━━━━━ Supplied data ━━━━━

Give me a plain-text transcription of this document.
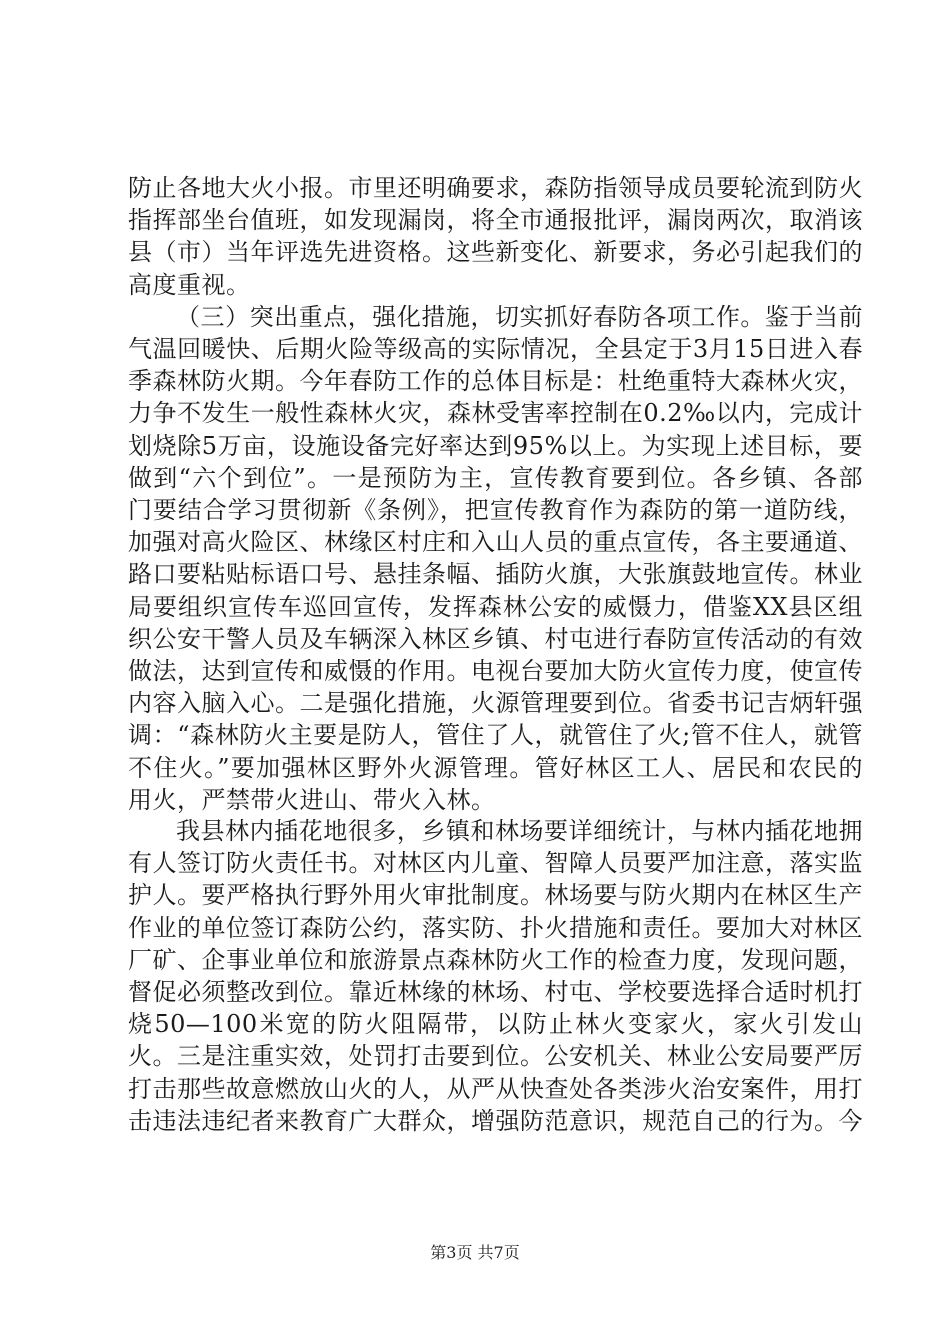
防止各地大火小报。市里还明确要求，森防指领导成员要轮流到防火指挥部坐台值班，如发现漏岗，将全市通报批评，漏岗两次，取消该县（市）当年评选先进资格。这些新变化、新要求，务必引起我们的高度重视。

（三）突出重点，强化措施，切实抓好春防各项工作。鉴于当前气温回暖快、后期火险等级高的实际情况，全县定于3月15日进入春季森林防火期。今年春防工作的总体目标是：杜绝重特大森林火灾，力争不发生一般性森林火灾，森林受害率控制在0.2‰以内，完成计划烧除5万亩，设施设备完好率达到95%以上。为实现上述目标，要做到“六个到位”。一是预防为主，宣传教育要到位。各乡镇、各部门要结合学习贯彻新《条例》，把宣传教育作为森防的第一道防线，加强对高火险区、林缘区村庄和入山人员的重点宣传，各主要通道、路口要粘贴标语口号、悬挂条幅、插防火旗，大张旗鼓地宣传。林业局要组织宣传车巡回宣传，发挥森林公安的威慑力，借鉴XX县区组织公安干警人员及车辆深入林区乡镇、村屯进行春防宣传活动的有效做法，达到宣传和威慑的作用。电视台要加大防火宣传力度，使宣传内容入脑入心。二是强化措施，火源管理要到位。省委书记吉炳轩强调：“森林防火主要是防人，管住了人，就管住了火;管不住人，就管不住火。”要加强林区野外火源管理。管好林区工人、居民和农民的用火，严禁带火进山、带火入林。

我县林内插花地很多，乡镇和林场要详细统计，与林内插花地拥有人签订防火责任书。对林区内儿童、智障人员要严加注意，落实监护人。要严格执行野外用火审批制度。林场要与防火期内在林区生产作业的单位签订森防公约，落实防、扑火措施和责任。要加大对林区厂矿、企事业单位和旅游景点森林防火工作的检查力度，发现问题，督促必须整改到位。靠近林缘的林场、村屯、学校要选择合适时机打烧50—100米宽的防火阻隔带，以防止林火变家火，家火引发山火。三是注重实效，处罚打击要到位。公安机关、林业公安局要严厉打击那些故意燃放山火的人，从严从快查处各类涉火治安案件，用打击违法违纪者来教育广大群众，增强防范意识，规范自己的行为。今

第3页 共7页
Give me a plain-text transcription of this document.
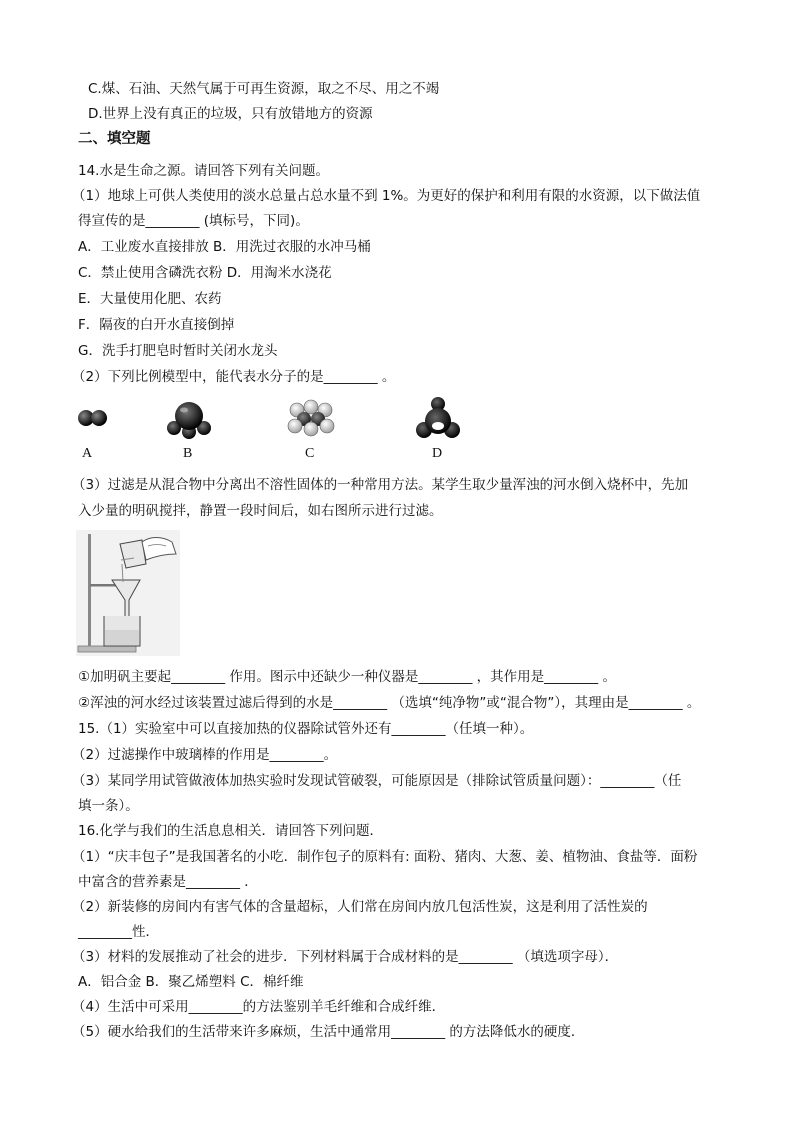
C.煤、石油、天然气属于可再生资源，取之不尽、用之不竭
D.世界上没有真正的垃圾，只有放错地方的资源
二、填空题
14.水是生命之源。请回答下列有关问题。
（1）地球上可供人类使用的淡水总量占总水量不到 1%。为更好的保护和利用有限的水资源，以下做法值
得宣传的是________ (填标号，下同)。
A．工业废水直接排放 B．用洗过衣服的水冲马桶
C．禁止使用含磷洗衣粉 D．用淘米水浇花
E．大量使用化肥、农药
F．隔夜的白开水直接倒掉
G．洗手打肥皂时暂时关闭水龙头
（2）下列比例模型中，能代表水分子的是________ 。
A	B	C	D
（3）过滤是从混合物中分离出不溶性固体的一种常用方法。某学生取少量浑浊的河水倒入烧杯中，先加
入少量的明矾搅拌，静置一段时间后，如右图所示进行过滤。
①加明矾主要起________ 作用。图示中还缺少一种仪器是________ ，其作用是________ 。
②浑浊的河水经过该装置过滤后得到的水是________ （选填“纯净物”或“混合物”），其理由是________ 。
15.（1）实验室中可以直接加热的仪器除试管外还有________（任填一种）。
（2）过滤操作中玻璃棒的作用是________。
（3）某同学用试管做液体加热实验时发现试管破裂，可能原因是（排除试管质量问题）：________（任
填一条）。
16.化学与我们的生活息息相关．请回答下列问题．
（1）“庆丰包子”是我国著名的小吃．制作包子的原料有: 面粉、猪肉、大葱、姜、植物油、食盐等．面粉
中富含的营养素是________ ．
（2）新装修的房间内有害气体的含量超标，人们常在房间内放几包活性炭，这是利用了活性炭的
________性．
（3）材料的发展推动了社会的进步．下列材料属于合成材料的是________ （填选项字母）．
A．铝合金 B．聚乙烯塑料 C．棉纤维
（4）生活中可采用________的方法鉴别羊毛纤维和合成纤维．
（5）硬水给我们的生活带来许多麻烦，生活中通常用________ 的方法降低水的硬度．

━━━━━
━━━━━ Supplied data ━━━━━

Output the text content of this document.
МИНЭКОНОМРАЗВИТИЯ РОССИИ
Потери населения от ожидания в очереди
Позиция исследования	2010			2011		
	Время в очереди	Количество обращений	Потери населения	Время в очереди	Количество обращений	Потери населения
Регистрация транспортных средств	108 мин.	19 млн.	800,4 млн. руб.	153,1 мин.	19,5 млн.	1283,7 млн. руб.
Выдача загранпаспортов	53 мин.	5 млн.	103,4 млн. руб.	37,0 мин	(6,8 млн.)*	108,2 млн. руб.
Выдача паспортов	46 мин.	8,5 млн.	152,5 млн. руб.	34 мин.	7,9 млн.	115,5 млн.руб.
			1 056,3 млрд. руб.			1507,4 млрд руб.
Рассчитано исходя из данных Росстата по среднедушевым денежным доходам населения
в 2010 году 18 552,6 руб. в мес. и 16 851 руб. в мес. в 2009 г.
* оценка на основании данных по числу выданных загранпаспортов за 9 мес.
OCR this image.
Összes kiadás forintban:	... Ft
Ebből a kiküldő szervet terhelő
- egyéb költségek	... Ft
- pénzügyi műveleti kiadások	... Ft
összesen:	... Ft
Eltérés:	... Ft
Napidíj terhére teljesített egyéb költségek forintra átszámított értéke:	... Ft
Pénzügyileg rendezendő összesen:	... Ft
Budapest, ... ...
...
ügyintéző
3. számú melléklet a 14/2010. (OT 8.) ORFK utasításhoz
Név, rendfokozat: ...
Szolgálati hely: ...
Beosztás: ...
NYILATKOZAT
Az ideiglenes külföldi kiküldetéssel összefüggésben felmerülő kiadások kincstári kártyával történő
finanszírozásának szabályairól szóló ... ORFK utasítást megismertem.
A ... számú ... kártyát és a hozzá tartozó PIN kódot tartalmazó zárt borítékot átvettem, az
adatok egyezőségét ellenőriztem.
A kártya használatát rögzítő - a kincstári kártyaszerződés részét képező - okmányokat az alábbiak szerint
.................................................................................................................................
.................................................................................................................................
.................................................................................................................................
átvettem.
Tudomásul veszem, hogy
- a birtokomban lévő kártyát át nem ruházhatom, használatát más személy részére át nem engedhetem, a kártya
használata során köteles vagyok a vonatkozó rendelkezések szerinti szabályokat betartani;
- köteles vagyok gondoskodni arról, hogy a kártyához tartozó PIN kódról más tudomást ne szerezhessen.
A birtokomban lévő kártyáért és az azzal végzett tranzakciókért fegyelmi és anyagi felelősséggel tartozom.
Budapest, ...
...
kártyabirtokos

━━━━━

> _What the exercise asks_
Return every line in the listing that contains the word "this".

> _Complete answer_
Give me a plain-text transcription of this document.
Give me a plain-text transcription of this document.
Output the text content of this document.
OCR this image.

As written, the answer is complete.